### MATERIAL FOR THE TASK ###
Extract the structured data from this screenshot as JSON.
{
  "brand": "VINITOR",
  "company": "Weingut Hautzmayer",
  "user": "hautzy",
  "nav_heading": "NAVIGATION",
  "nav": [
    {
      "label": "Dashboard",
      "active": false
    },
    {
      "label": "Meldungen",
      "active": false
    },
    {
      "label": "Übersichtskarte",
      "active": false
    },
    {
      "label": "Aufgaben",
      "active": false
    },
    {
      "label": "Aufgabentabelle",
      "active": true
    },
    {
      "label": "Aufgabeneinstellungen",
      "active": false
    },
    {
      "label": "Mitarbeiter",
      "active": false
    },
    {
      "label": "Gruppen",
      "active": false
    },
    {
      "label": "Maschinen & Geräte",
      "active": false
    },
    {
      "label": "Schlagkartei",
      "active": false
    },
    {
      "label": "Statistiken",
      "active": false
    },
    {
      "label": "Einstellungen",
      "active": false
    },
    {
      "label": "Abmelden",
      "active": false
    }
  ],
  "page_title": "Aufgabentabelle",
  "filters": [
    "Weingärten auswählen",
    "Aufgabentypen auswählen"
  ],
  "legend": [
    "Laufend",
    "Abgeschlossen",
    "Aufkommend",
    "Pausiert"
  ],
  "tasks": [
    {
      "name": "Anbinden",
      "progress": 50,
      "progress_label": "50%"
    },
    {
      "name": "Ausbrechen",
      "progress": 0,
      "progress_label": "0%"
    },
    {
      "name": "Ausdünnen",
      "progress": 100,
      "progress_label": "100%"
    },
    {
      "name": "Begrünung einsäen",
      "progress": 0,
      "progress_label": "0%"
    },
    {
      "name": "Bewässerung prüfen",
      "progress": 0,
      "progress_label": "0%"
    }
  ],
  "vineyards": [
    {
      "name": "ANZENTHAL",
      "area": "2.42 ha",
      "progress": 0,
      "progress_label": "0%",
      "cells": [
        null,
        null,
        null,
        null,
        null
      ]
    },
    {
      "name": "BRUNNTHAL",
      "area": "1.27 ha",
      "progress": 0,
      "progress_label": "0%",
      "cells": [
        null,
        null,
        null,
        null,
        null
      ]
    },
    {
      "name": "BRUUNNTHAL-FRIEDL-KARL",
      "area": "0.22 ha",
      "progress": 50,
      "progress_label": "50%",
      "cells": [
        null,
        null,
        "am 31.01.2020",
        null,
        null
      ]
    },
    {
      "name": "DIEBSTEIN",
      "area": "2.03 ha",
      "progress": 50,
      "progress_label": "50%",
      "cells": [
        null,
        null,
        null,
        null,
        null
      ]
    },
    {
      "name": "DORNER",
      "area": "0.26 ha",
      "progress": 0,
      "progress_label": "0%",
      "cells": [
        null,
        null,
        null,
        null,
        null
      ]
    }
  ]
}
###
PROBLEM STATEMENT:
Copy every line in the listing above where the string "Aufgabentabelle" turns up.

RESPONSE TO THIS EXERCISE:
      "label": "Aufgabentabelle",
  "page_title": "Aufgabentabelle",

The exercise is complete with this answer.